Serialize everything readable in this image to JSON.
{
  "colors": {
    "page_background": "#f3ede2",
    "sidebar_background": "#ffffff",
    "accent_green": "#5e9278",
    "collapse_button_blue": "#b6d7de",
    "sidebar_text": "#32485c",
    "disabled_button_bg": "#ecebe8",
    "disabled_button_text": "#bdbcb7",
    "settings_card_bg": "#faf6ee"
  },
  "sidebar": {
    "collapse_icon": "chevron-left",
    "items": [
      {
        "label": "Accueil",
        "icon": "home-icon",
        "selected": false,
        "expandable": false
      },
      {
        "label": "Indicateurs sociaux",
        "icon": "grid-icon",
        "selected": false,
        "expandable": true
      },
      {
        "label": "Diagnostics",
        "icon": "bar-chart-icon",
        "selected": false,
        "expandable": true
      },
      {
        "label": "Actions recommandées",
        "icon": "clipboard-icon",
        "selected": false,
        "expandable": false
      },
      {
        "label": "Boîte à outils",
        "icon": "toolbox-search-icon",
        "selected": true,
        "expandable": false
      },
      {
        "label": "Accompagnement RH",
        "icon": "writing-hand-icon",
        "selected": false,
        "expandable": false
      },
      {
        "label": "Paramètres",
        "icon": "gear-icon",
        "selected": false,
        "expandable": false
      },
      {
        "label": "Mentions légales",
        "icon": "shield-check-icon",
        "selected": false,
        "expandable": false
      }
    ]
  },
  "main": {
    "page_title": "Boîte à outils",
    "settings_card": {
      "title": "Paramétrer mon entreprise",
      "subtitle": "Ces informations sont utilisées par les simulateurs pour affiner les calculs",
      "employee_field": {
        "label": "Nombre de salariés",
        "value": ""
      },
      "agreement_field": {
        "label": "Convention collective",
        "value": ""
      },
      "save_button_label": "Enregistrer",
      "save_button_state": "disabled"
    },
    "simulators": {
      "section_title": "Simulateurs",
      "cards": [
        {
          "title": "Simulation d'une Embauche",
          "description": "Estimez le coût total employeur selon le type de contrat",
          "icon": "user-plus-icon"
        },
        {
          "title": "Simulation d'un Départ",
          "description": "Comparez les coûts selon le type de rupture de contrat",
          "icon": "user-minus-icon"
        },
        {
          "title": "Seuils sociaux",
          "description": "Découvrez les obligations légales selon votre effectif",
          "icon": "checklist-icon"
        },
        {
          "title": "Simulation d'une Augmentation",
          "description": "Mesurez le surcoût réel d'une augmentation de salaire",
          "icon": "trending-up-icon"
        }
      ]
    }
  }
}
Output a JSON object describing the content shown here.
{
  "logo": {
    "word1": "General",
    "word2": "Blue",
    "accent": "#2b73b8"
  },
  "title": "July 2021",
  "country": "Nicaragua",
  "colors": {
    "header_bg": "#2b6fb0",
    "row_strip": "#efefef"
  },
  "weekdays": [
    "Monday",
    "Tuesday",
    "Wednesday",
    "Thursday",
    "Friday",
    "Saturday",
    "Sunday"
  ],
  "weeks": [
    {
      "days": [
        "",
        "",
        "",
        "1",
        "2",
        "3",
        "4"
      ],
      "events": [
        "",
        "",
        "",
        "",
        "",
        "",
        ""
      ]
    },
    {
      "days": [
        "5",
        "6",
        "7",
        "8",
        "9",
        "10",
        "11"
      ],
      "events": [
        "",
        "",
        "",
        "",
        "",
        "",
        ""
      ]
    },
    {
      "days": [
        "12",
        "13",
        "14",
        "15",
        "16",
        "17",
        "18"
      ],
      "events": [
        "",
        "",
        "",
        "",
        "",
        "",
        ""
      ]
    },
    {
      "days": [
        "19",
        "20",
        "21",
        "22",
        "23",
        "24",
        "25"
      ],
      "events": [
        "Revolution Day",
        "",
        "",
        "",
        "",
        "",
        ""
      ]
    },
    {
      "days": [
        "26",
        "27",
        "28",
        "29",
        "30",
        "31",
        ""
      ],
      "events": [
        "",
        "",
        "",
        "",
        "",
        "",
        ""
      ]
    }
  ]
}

= = = =

Your goal: Copy out all the entries shown above, character for character.

Written response:
Serialize everything readable in this image to JSON.
{
  "colors": {
    "page_background": "#f3ede2",
    "sidebar_background": "#ffffff",
    "accent_green": "#5e9278",
    "collapse_button_blue": "#b6d7de",
    "sidebar_text": "#32485c",
    "disabled_button_bg": "#ecebe8",
    "disabled_button_text": "#bdbcb7",
    "settings_card_bg": "#faf6ee"
  },
  "sidebar": {
    "collapse_icon": "chevron-left",
    "items": [
      {
        "label": "Accueil",
        "icon": "home-icon",
        "selected": false,
        "expandable": false
      },
      {
        "label": "Indicateurs sociaux",
        "icon": "grid-icon",
        "selected": false,
        "expandable": true
      },
      {
        "label": "Diagnostics",
        "icon": "bar-chart-icon",
        "selected": false,
        "expandable": true
      },
      {
        "label": "Actions recommandées",
        "icon": "clipboard-icon",
        "selected": false,
        "expandable": false
      },
      {
        "label": "Boîte à outils",
        "icon": "toolbox-search-icon",
        "selected": true,
        "expandable": false
      },
      {
        "label": "Accompagnement RH",
        "icon": "writing-hand-icon",
        "selected": false,
        "expandable": false
      },
      {
        "label": "Paramètres",
        "icon": "gear-icon",
        "selected": false,
        "expandable": false
      },
      {
        "label": "Mentions légales",
        "icon": "shield-check-icon",
        "selected": false,
        "expandable": false
      }
    ]
  },
  "main": {
    "page_title": "Boîte à outils",
    "settings_card": {
      "title": "Paramétrer mon entreprise",
      "subtitle": "Ces informations sont utilisées par les simulateurs pour affiner les calculs",
      "employee_field": {
        "label": "Nombre de salariés",
        "value": ""
      },
      "agreement_field": {
        "label": "Convention collective",
        "value": ""
      },
      "save_button_label": "Enregistrer",
      "save_button_state": "disabled"
    },
    "simulators": {
      "section_title": "Simulateurs",
      "cards": [
        {
          "title": "Simulation d'une Embauche",
          "description": "Estimez le coût total employeur selon le type de contrat",
          "icon": "user-plus-icon"
        },
        {
          "title": "Simulation d'un Départ",
          "description": "Comparez les coûts selon le type de rupture de contrat",
          "icon": "user-minus-icon"
        },
        {
          "title": "Seuils sociaux",
          "description": "Découvrez les obligations légales selon votre effectif",
          "icon": "checklist-icon"
        },
        {
          "title": "Simulation d'une Augmentation",
          "description": "Mesurez le surcoût réel d'une augmentation de salaire",
          "icon": "trending-up-icon"
        }
      ]
    }
  }
}
Output a JSON object describing the content shown here.
{
  "logo": {
    "word1": "General",
    "word2": "Blue",
    "accent": "#2b73b8"
  },
  "title": "July 2021",
  "country": "Nicaragua",
  "colors": {
    "header_bg": "#2b6fb0",
    "row_strip": "#efefef"
  },
  "weekdays": [
    "Monday",
    "Tuesday",
    "Wednesday",
    "Thursday",
    "Friday",
    "Saturday",
    "Sunday"
  ],
  "weeks": [
    {
      "days": [
        "",
        "",
        "",
        "1",
        "2",
        "3",
        "4"
      ],
      "events": [
        "",
        "",
        "",
        "",
        "",
        "",
        ""
      ]
    },
    {
      "days": [
        "5",
        "6",
        "7",
        "8",
        "9",
        "10",
        "11"
      ],
      "events": [
        "",
        "",
        "",
        "",
        "",
        "",
        ""
      ]
    },
    {
      "days": [
        "12",
        "13",
        "14",
        "15",
        "16",
        "17",
        "18"
      ],
      "events": [
        "",
        "",
        "",
        "",
        "",
        "",
        ""
      ]
    },
    {
      "days": [
        "19",
        "20",
        "21",
        "22",
        "23",
        "24",
        "25"
      ],
      "events": [
        "Revolution Day",
        "",
        "",
        "",
        "",
        "",
        ""
      ]
    },
    {
      "days": [
        "26",
        "27",
        "28",
        "29",
        "30",
        "31",
        ""
      ],
      "events": [
        "",
        "",
        "",
        "",
        "",
        "",
        ""
      ]
    }
  ]
}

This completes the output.